Stated problem: Count, in the entries below, the lines in which "this" occurs. Give the number, nothing more.

(Stored data)
↓
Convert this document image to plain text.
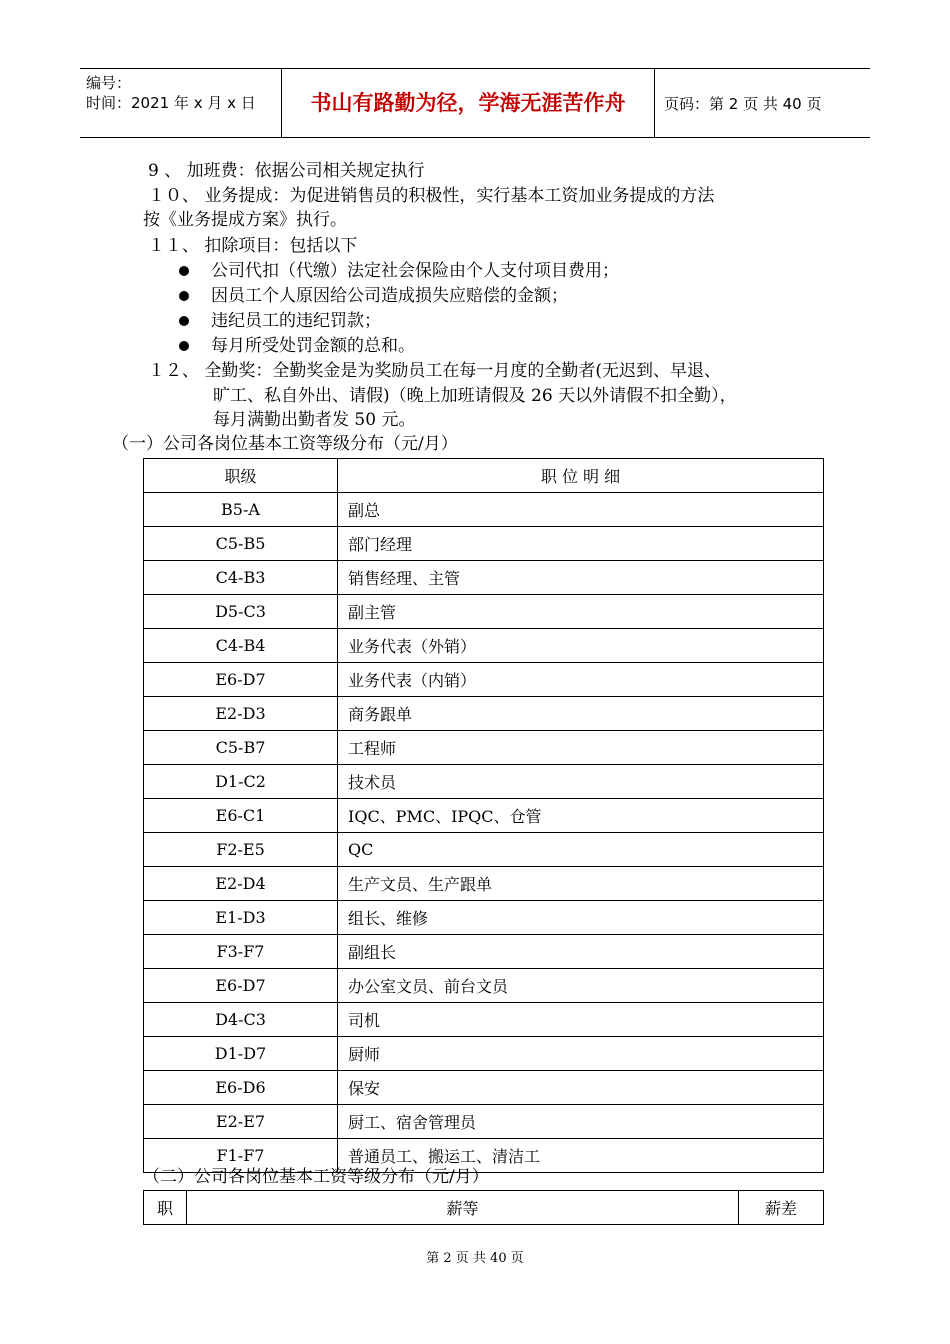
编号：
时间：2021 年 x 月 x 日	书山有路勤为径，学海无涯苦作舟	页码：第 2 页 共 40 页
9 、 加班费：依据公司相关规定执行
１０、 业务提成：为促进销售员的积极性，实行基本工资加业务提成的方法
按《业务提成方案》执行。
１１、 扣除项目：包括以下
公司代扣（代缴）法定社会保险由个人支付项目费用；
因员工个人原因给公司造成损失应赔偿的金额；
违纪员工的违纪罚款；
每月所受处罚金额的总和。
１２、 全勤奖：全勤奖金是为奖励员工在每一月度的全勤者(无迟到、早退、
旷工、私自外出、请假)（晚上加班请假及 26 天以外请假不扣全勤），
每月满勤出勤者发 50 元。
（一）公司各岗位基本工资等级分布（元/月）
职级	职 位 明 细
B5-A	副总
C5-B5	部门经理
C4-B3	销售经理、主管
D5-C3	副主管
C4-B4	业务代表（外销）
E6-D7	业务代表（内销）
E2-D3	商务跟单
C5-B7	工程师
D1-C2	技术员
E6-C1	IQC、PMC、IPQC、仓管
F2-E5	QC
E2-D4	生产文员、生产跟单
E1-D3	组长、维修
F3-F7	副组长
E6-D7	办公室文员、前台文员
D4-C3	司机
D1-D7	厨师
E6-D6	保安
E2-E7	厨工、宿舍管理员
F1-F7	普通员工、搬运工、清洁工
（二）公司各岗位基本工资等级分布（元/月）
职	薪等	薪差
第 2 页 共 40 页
↑
↓
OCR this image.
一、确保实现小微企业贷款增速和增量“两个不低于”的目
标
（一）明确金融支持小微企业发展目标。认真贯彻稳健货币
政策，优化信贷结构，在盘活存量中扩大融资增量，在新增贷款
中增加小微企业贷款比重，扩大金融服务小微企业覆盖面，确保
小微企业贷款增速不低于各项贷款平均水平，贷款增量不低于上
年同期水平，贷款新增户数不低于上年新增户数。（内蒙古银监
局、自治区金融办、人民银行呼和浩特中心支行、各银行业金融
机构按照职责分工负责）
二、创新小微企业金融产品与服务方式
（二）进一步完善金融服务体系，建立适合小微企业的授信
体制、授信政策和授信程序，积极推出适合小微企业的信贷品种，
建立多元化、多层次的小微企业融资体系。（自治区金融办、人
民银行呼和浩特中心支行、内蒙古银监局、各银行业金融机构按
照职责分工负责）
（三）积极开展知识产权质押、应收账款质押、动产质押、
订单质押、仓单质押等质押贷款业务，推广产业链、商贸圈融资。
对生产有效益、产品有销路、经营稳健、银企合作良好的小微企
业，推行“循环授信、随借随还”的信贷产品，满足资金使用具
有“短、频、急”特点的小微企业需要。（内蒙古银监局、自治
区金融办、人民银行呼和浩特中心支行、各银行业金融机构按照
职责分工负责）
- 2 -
↑
Exercise result: 2